**Exercise brief:**
Pictures are not part of the copy; repeat everything else in the records exactly.

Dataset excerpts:
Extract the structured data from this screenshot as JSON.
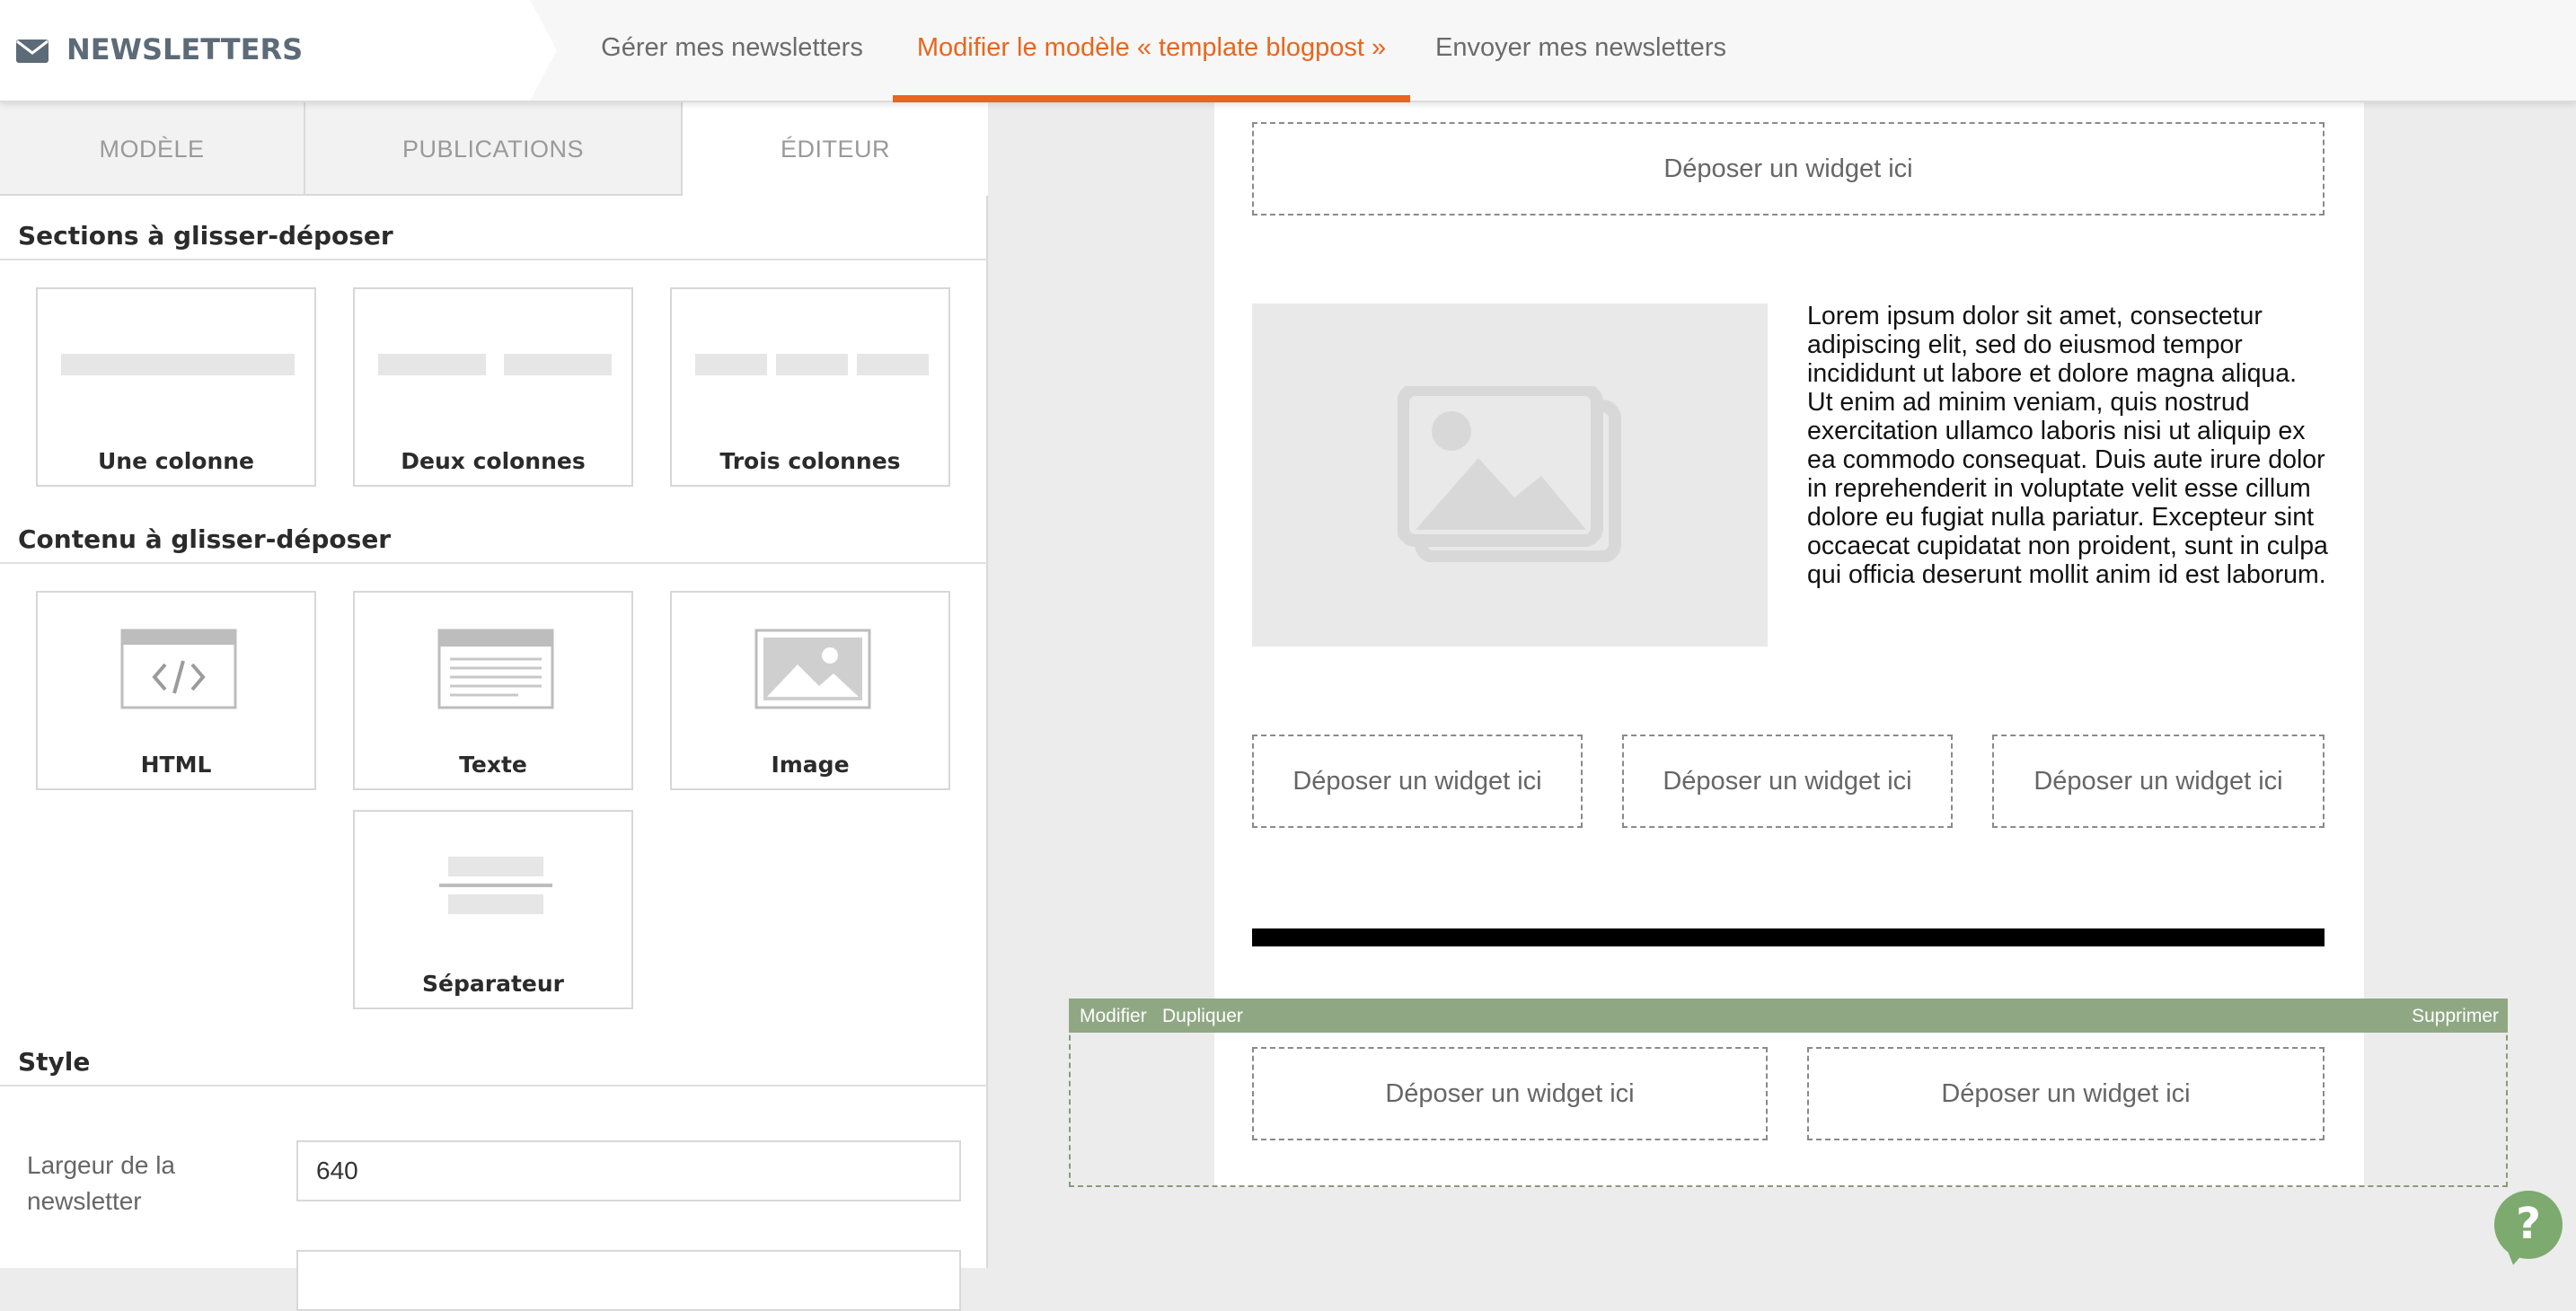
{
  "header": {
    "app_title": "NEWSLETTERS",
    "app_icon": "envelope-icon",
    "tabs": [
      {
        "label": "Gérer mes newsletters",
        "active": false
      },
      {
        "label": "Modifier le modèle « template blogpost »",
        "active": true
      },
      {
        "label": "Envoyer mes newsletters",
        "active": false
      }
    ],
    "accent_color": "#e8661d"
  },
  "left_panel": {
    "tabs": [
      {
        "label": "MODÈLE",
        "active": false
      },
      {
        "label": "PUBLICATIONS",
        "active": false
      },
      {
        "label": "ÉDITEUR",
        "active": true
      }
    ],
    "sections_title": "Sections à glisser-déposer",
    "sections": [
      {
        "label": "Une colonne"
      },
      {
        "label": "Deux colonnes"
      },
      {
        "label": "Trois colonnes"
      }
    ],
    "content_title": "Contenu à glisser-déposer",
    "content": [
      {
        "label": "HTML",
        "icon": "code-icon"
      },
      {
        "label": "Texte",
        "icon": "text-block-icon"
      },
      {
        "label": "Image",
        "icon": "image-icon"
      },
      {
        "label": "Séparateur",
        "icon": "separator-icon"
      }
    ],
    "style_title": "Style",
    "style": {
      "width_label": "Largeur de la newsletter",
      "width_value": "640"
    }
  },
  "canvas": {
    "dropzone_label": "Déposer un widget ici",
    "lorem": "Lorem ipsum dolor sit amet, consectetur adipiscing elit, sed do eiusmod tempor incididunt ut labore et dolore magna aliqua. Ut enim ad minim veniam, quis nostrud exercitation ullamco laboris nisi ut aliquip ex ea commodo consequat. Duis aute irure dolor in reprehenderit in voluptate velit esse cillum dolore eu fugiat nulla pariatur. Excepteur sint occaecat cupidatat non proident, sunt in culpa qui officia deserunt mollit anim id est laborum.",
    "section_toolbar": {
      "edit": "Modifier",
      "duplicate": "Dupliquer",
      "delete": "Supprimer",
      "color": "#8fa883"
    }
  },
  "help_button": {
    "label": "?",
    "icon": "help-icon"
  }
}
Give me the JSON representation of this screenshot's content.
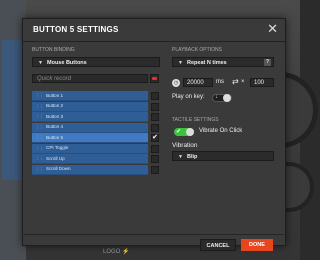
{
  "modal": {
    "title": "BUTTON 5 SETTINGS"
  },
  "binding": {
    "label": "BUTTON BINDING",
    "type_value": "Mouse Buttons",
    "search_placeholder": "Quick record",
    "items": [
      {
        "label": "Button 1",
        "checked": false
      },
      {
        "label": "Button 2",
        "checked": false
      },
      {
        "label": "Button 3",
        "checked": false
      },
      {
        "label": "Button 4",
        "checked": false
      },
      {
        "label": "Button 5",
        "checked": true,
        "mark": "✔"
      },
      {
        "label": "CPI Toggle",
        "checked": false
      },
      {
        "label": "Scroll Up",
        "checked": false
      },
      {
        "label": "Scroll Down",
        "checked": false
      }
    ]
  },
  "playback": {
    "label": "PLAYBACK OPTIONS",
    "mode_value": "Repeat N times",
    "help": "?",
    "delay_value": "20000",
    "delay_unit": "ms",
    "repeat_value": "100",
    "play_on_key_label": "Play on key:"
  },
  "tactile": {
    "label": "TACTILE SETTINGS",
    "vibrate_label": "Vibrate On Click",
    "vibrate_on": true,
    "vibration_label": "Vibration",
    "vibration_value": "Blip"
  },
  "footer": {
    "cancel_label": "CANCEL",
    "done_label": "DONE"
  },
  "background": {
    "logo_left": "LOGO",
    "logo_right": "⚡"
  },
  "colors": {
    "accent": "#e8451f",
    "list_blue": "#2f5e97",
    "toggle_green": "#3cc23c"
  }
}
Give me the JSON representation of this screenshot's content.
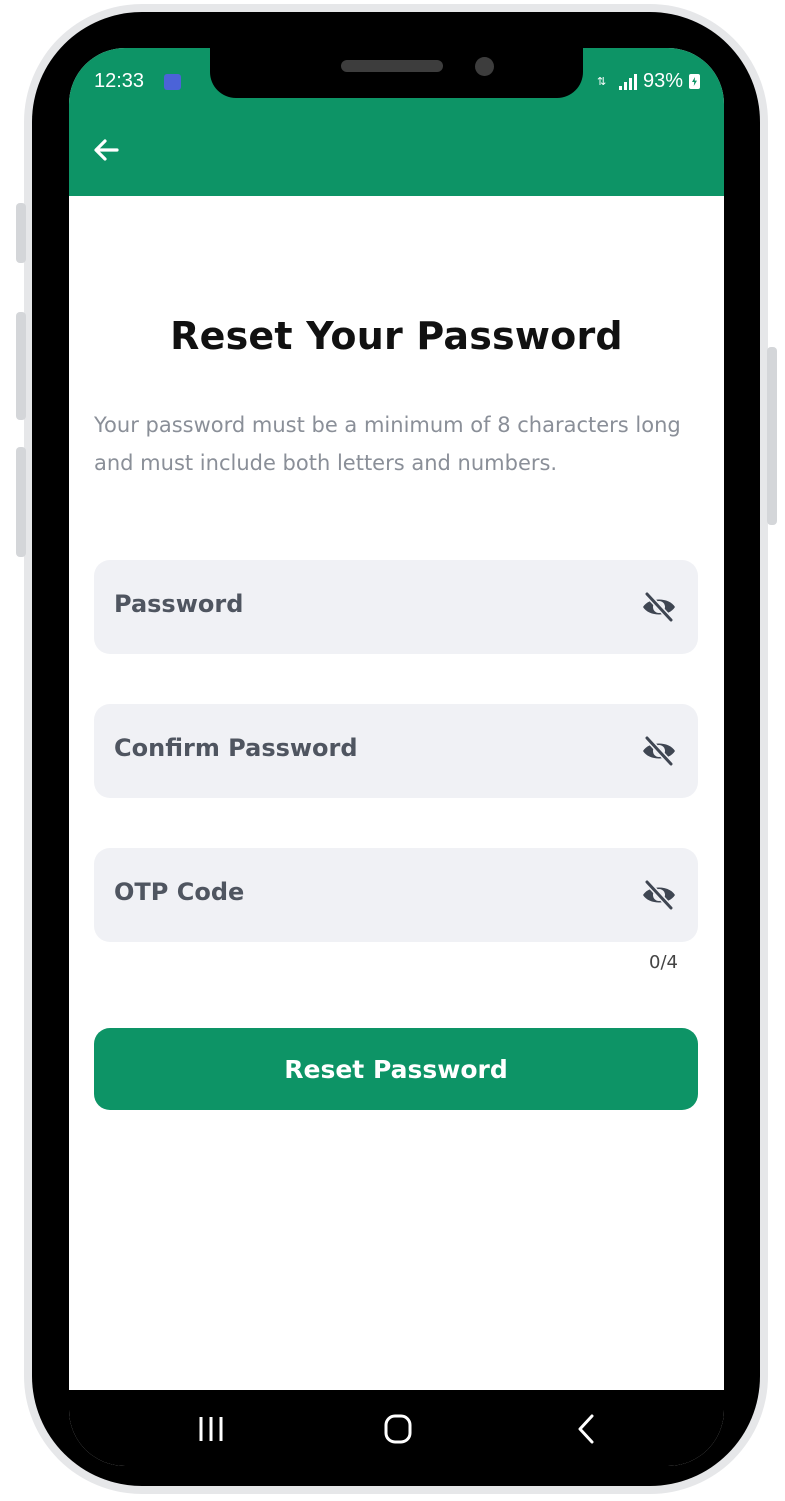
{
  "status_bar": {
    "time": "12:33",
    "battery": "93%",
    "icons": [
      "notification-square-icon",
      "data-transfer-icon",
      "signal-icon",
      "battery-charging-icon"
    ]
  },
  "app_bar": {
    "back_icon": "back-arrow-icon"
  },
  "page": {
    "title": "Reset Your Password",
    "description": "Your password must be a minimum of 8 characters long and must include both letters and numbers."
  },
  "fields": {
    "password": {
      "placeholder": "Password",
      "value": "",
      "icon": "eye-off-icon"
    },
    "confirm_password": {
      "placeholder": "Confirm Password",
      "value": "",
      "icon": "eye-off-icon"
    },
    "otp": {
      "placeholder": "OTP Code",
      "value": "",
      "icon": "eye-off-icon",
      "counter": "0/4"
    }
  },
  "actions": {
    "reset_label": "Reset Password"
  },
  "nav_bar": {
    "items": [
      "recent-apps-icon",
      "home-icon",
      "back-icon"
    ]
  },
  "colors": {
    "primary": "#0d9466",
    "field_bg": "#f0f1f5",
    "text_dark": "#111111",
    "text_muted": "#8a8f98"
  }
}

**Full response:**
Extract the structured data from this screenshot as JSON.
{
  "header": {
    "app_title": "NEWSLETTERS",
    "app_icon": "envelope-icon",
    "tabs": [
      {
        "label": "Gérer mes newsletters",
        "active": false
      },
      {
        "label": "Modifier le modèle « template blogpost »",
        "active": true
      },
      {
        "label": "Envoyer mes newsletters",
        "active": false
      }
    ],
    "accent_color": "#e8661d"
  },
  "left_panel": {
    "tabs": [
      {
        "label": "MODÈLE",
        "active": false
      },
      {
        "label": "PUBLICATIONS",
        "active": false
      },
      {
        "label": "ÉDITEUR",
        "active": true
      }
    ],
    "sections_title": "Sections à glisser-déposer",
    "sections": [
      {
        "label": "Une colonne"
      },
      {
        "label": "Deux colonnes"
      },
      {
        "label": "Trois colonnes"
      }
    ],
    "content_title": "Contenu à glisser-déposer",
    "content": [
      {
        "label": "HTML",
        "icon": "code-icon"
      },
      {
        "label": "Texte",
        "icon": "text-block-icon"
      },
      {
        "label": "Image",
        "icon": "image-icon"
      },
      {
        "label": "Séparateur",
        "icon": "separator-icon"
      }
    ],
    "style_title": "Style",
    "style": {
      "width_label": "Largeur de la newsletter",
      "width_value": "640"
    }
  },
  "canvas": {
    "dropzone_label": "Déposer un widget ici",
    "lorem": "Lorem ipsum dolor sit amet, consectetur adipiscing elit, sed do eiusmod tempor incididunt ut labore et dolore magna aliqua. Ut enim ad minim veniam, quis nostrud exercitation ullamco laboris nisi ut aliquip ex ea commodo consequat. Duis aute irure dolor in reprehenderit in voluptate velit esse cillum dolore eu fugiat nulla pariatur. Excepteur sint occaecat cupidatat non proident, sunt in culpa qui officia deserunt mollit anim id est laborum.",
    "section_toolbar": {
      "edit": "Modifier",
      "duplicate": "Dupliquer",
      "delete": "Supprimer",
      "color": "#8fa883"
    }
  },
  "help_button": {
    "label": "?",
    "icon": "help-icon"
  }
}
Give me the JSON representation of this screenshot's content.
{
  "modal": {
    "title": "BUTTON 5 SETTINGS"
  },
  "binding": {
    "label": "BUTTON BINDING",
    "type_value": "Mouse Buttons",
    "search_placeholder": "Quick record",
    "items": [
      {
        "label": "Button 1",
        "checked": false
      },
      {
        "label": "Button 2",
        "checked": false
      },
      {
        "label": "Button 3",
        "checked": false
      },
      {
        "label": "Button 4",
        "checked": false
      },
      {
        "label": "Button 5",
        "checked": true,
        "mark": "✔"
      },
      {
        "label": "CPI Toggle",
        "checked": false
      },
      {
        "label": "Scroll Up",
        "checked": false
      },
      {
        "label": "Scroll Down",
        "checked": false
      }
    ]
  },
  "playback": {
    "label": "PLAYBACK OPTIONS",
    "mode_value": "Repeat N times",
    "help": "?",
    "delay_value": "20000",
    "delay_unit": "ms",
    "repeat_value": "100",
    "play_on_key_label": "Play on key:"
  },
  "tactile": {
    "label": "TACTILE SETTINGS",
    "vibrate_label": "Vibrate On Click",
    "vibrate_on": true,
    "vibration_label": "Vibration",
    "vibration_value": "Blip"
  },
  "footer": {
    "cancel_label": "CANCEL",
    "done_label": "DONE"
  },
  "background": {
    "logo_left": "LOGO",
    "logo_right": "⚡"
  },
  "colors": {
    "accent": "#e8451f",
    "list_blue": "#2f5e97",
    "toggle_green": "#3cc23c"
  }
}
Give me the JSON representation of this screenshot's content.
{
  "status_bar": {
    "time": "12:33",
    "battery": "93%",
    "icons": [
      "notification-square-icon",
      "data-transfer-icon",
      "signal-icon",
      "battery-charging-icon"
    ]
  },
  "app_bar": {
    "back_icon": "back-arrow-icon"
  },
  "page": {
    "title": "Reset Your Password",
    "description": "Your password must be a minimum of 8 characters long and must include both letters and numbers."
  },
  "fields": {
    "password": {
      "placeholder": "Password",
      "value": "",
      "icon": "eye-off-icon"
    },
    "confirm_password": {
      "placeholder": "Confirm Password",
      "value": "",
      "icon": "eye-off-icon"
    },
    "otp": {
      "placeholder": "OTP Code",
      "value": "",
      "icon": "eye-off-icon",
      "counter": "0/4"
    }
  },
  "actions": {
    "reset_label": "Reset Password"
  },
  "nav_bar": {
    "items": [
      "recent-apps-icon",
      "home-icon",
      "back-icon"
    ]
  },
  "colors": {
    "primary": "#0d9466",
    "field_bg": "#f0f1f5",
    "text_dark": "#111111",
    "text_muted": "#8a8f98"
  }
}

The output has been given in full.